Set task ->
Find each line containing the string "Configuration" and return it.

The input ->
-- BEGIN --

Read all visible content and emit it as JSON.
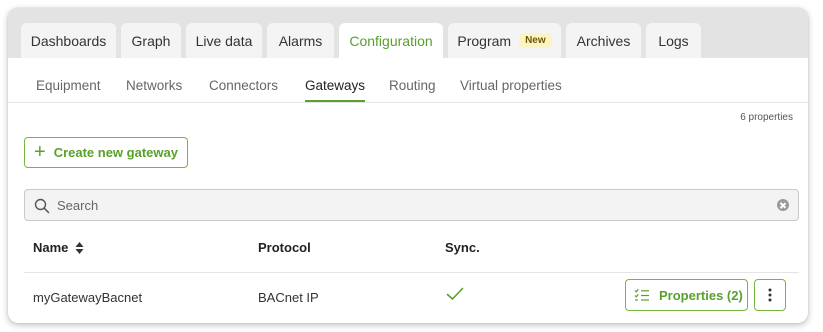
{
  "tabs": {
    "dashboards": "Dashboards",
    "graph": "Graph",
    "live_data": "Live data",
    "alarms": "Alarms",
    "configuration": "Configuration",
    "program": "Program",
    "program_badge": "New",
    "archives": "Archives",
    "logs": "Logs",
    "active": "Configuration"
  },
  "subtabs": {
    "equipment": "Equipment",
    "networks": "Networks",
    "connectors": "Connectors",
    "gateways": "Gateways",
    "routing": "Routing",
    "virtual_properties": "Virtual properties",
    "active": "Gateways"
  },
  "properties_count": "6 properties",
  "create_button": {
    "label": "Create new gateway",
    "icon": "plus-icon"
  },
  "search": {
    "placeholder": "Search",
    "value": ""
  },
  "table": {
    "columns": {
      "name": "Name",
      "protocol": "Protocol",
      "sync": "Sync."
    },
    "rows": [
      {
        "name": "myGatewayBacnet",
        "protocol": "BACnet IP",
        "sync_icon": "checkmark-icon",
        "properties_label": "Properties (2)"
      }
    ]
  },
  "colors": {
    "accent": "#5aa02c",
    "tabbar_bg": "#e3e3e3",
    "badge_bg": "#fdf4c6"
  }
}
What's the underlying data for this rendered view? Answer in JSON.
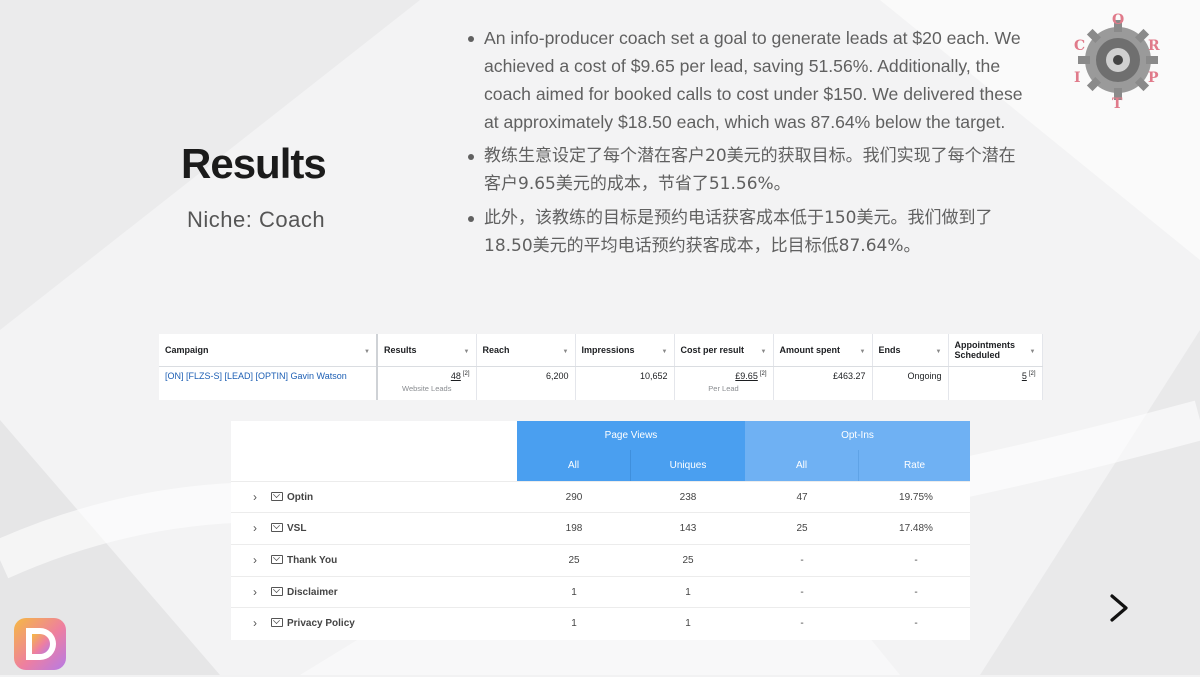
{
  "slide": {
    "title": "Results",
    "niche": "Niche: Coach",
    "bullets": [
      "An info-producer coach set a goal to generate leads at $20 each. We achieved a cost of $9.65 per lead, saving 51.56%. Additionally, the coach aimed for booked calls to cost under $150. We delivered these at approximately $18.50 each, which was 87.64% below the target.",
      "教练生意设定了每个潜在客户20美元的获取目标。我们实现了每个潜在客户9.65美元的成本，节省了51.56%。",
      "此外，该教练的目标是预约电话获客成本低于150美元。我们做到了18.50美元的平均电话预约获客成本，比目标低87.64%。"
    ]
  },
  "ads_table": {
    "headers": [
      "Campaign",
      "Results",
      "Reach",
      "Impressions",
      "Cost per result",
      "Amount spent",
      "Ends",
      "Appointments Scheduled"
    ],
    "row": {
      "campaign": "[ON] [FLZS-S] [LEAD] [OPTIN] Gavin Watson",
      "results": "48",
      "results_sup": "[2]",
      "results_sub": "Website Leads",
      "reach": "6,200",
      "impressions": "10,652",
      "cost_per_result": "£9.65",
      "cost_sup": "[2]",
      "cost_sub": "Per Lead",
      "amount_spent": "£463.27",
      "ends": "Ongoing",
      "appointments": "5",
      "appointments_sup": "[2]"
    }
  },
  "funnel_table": {
    "group_headers": [
      "Page Views",
      "Opt-Ins"
    ],
    "sub_headers": [
      "All",
      "Uniques",
      "All",
      "Rate"
    ],
    "rows": [
      {
        "name": "Optin",
        "views_all": "290",
        "views_uniques": "238",
        "optins_all": "47",
        "optins_rate": "19.75%"
      },
      {
        "name": "VSL",
        "views_all": "198",
        "views_uniques": "143",
        "optins_all": "25",
        "optins_rate": "17.48%"
      },
      {
        "name": "Thank You",
        "views_all": "25",
        "views_uniques": "25",
        "optins_all": "-",
        "optins_rate": "-"
      },
      {
        "name": "Disclaimer",
        "views_all": "1",
        "views_uniques": "1",
        "optins_all": "-",
        "optins_rate": "-"
      },
      {
        "name": "Privacy Policy",
        "views_all": "1",
        "views_uniques": "1",
        "optins_all": "-",
        "optins_rate": "-"
      }
    ]
  },
  "logo_letters": [
    "O",
    "R",
    "P",
    "T",
    "I",
    "C"
  ],
  "icons": {
    "next": "chevron-right-icon",
    "row_expand": "chevron-right-icon",
    "row_type": "mail-icon",
    "brand": "brand-logo-icon",
    "gear": "gear-logo-icon"
  },
  "colors": {
    "page_views_header": "#4a9ff0",
    "optins_header": "#6fb1f3",
    "campaign_link": "#1d5fb4"
  }
}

-- END --

Response to this exercise ->
    "configuration": "Configuration",
    "active": "Configuration"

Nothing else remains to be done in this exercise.